» Brief a
Condense the paragraph of the Roland GS text below that begins "Some other manufacturers attempted" into a short list that keeps its main facts.

» Document text
In addition to the Sound Canvas series, Roland also provided GS compatibility in its own professional lineup through the JV-30 keyboard and the VE-GS1 expansion board for other JV-series instruments. In addition, GS compatibility is provided in the GM2 specification which Roland helped to create and actively supports.

Some other manufacturers attempted to be compatible to Roland GS, but could not use the GS trademark or samples. In Yamaha XG synthesizers for example the GS implementation was called "TG300B mode". Dream S.A. used unlicensed samples of Roland GS instruments and was sued.

== Notable features ==

=== Banks ===
The program in every individual bank will align with the 128 in GM's instrument patch map.
The Sound Canvas used additional pair of controllers, cc#0 and cc#32, to specify up to 16384 (128*128) 'variations' of each melodic sound defined by General MIDI. Typically, cc#32 (Bank Select LSB) was used to select a family (i.e. 1 - SC-55, 2 - SC-88 etc.) then cc#0 (Bank Select MSB) was used to set a particular variation bank.

=== Drum kits ===
MIDI channel 10 is used for drums by default like in General MIDI, but they are accessible on any channel through the use of SysEx. Only 2 different drum kits can be used at a time. There are ten different kits in total:

- 1 Standard - the only kit used in GM standard
- 9 Room - features lower-pitched snares and toms
- 17 Power - features gated reverb and louder dynamics in comparison to other kits
- 25 Electronic - emulation of 1980s-style electronic drums such as Simmons, with distinctive synthesized sounds
- 26 TR-808 - Roland TR-808 emulation
- 33 Jazz - features softer kick and snares, typical of jazz drumming
- 41 Brush - emulation of brush drumming
- 49 Orchestra - a collection of orchestral percussion, including timpanis, orchestral snares, gran cassa, and clash cymbals
- 57 SFX - collection of sound effects, which also featured in the GS sound set itself
- 128 CM-64/CM-32L - a kit conforming to Roland MT-32 format

Newer models of Roland Sound Canvas and other GS-compatible Roland synthesizers features additional kits not included in the base GS sound set; these include kits based on various Roland drum machines such as the TR-909, CR-78 and TR-707, as well as various percussion kits comprising both traditional and modern percussions.

» Brief b
In the records, substitute "Featherweight" for "Lightweight" throughout everything from the line containing "Extract all elements" down to the line containing "tooltip-line: moisture-wicking fabric.". Return only those lines, with everything else left unchanged.

» Stored records
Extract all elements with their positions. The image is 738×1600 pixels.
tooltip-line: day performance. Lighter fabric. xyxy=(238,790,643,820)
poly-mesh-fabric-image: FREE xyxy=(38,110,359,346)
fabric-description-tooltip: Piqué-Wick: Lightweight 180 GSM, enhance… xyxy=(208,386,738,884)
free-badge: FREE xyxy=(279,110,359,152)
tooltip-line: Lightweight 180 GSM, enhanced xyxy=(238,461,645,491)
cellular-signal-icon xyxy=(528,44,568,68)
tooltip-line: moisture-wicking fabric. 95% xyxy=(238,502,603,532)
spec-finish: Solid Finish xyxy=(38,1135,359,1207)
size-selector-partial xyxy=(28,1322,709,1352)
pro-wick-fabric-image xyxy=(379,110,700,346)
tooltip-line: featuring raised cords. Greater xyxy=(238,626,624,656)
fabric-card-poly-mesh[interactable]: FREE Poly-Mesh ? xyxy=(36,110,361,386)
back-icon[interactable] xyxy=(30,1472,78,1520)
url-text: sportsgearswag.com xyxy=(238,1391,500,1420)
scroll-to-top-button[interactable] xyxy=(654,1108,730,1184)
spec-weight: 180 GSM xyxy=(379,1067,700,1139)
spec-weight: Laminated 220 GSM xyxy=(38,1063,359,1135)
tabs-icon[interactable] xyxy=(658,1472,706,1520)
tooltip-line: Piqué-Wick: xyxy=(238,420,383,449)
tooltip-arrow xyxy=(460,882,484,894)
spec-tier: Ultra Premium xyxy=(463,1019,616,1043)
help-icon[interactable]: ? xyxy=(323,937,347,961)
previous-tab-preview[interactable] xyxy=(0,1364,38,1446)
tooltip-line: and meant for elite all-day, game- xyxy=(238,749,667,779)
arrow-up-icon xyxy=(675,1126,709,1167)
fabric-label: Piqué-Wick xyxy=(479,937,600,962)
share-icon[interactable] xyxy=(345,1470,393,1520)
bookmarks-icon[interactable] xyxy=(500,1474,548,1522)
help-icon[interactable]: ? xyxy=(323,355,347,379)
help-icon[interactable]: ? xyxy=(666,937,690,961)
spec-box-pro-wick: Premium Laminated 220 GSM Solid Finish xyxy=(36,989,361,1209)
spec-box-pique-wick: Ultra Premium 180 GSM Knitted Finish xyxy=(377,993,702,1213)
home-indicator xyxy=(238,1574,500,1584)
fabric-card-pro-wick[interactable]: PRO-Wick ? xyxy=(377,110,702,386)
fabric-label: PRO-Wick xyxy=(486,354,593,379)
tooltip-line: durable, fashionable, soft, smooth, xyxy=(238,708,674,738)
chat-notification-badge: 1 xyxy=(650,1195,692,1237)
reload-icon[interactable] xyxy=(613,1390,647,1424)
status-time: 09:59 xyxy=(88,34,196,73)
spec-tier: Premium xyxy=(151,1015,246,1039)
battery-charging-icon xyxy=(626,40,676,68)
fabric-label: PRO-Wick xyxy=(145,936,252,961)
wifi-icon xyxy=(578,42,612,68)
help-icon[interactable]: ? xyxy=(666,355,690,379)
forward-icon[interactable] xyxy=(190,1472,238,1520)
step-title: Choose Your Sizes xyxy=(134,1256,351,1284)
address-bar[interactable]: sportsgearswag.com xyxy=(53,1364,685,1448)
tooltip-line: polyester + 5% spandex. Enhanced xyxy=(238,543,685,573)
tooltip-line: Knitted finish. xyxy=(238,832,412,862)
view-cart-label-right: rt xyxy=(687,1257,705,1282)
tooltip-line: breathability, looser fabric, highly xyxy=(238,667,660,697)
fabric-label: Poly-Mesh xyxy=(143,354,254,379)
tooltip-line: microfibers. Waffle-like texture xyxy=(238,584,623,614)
---
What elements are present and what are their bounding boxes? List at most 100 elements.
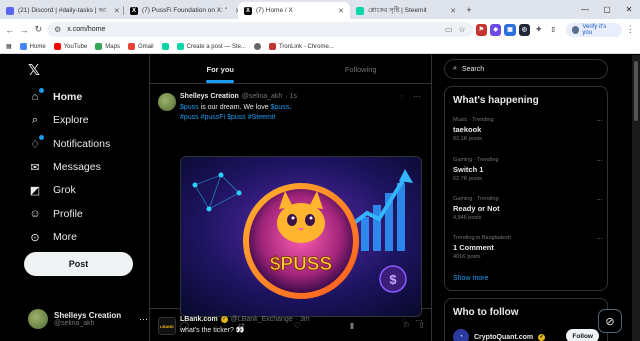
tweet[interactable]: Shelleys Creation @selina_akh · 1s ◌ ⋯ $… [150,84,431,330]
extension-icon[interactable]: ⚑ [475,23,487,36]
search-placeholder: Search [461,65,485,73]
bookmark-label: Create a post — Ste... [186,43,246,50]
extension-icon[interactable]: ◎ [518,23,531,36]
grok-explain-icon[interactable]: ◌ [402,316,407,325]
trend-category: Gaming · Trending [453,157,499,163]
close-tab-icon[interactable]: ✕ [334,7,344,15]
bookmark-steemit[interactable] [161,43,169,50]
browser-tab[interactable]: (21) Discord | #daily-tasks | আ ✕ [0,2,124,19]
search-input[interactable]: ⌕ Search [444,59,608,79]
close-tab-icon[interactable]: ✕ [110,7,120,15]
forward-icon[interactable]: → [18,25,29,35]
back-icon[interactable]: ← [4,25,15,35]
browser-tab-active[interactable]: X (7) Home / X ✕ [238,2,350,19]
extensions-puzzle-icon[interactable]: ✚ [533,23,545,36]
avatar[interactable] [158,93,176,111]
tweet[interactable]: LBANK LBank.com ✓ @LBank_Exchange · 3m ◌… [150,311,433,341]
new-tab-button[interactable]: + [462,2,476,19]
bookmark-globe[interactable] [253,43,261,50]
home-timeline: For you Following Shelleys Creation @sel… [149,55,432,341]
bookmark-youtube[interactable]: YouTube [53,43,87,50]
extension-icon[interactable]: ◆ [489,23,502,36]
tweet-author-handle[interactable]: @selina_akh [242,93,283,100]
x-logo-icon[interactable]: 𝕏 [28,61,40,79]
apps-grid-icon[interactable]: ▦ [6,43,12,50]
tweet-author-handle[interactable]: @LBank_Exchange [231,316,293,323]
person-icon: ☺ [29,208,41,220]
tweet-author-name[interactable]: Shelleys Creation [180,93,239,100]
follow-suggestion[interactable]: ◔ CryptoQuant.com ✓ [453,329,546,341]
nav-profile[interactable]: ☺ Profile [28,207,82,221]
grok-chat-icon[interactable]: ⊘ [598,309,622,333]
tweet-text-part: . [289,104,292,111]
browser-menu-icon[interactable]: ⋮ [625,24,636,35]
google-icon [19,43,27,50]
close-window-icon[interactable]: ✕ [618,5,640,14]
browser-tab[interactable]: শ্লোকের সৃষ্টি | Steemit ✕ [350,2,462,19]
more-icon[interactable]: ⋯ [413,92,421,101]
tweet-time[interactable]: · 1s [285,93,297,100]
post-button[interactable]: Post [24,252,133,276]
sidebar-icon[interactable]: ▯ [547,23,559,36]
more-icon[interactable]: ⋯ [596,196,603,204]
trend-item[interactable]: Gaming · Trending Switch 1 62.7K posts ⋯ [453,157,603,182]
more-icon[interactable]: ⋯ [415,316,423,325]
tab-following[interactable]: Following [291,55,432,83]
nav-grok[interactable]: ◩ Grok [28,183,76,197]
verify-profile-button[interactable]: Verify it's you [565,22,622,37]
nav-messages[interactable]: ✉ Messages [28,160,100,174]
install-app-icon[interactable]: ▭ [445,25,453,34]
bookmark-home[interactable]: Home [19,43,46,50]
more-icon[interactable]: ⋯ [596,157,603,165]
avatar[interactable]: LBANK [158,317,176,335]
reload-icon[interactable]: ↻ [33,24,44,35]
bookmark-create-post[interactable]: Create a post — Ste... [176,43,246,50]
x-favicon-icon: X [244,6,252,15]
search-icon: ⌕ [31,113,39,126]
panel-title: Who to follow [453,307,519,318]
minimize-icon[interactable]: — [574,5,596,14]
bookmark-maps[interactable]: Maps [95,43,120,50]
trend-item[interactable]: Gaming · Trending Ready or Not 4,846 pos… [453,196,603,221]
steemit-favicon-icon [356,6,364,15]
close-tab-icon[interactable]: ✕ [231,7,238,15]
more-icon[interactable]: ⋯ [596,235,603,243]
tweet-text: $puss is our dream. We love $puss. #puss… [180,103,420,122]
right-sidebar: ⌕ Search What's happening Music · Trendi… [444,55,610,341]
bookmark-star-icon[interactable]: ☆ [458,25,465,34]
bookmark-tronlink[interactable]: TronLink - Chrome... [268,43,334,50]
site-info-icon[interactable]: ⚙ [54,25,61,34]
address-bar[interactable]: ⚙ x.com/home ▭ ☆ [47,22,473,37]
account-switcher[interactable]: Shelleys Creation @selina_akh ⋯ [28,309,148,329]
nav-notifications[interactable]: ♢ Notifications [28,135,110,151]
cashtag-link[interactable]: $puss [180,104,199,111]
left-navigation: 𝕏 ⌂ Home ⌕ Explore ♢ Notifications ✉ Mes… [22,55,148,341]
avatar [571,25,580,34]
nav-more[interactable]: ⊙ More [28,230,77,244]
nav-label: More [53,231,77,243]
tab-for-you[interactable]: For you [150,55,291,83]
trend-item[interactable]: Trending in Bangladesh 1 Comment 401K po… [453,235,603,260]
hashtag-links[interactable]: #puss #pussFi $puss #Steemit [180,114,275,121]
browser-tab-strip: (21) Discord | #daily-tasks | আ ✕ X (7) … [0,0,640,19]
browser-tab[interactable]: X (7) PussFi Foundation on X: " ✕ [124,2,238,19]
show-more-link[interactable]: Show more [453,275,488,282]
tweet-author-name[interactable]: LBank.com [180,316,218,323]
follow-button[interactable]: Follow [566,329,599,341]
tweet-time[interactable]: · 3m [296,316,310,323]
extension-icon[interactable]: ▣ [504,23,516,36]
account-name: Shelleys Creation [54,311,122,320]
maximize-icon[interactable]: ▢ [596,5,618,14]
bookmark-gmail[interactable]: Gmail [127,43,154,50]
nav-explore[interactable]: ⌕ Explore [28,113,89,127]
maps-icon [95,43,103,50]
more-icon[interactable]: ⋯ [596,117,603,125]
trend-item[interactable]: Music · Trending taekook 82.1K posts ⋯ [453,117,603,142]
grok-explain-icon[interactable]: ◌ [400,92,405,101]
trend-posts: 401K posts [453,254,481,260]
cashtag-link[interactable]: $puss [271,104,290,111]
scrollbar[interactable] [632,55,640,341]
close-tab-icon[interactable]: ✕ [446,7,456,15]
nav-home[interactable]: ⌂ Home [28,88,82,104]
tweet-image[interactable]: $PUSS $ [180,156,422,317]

» Finished answer a
- Other manufacturers tried to be compatible with Roland GS but could not use the GS trademark or samples.
- Yamaha XG synthesizers, for example, called their GS implementation "TG300B mode."
- Dream S.A. used unlicensed samples of Roland GS instruments and was sued.

» Finished answer b
Extract all elements with their positions. The image is 738×1600 pixels.
tooltip-line: day performance. Lighter fabric. xyxy=(238,790,643,820)
poly-mesh-fabric-image: FREE xyxy=(38,110,359,346)
fabric-description-tooltip: Piqué-Wick: Featherweight 180 GSM, enhance… xyxy=(208,386,738,884)
free-badge: FREE xyxy=(279,110,359,152)
tooltip-line: Featherweight 180 GSM, enhanced xyxy=(238,461,645,491)
cellular-signal-icon xyxy=(528,44,568,68)
tooltip-line: moisture-wicking fabric. 95% xyxy=(238,502,603,532)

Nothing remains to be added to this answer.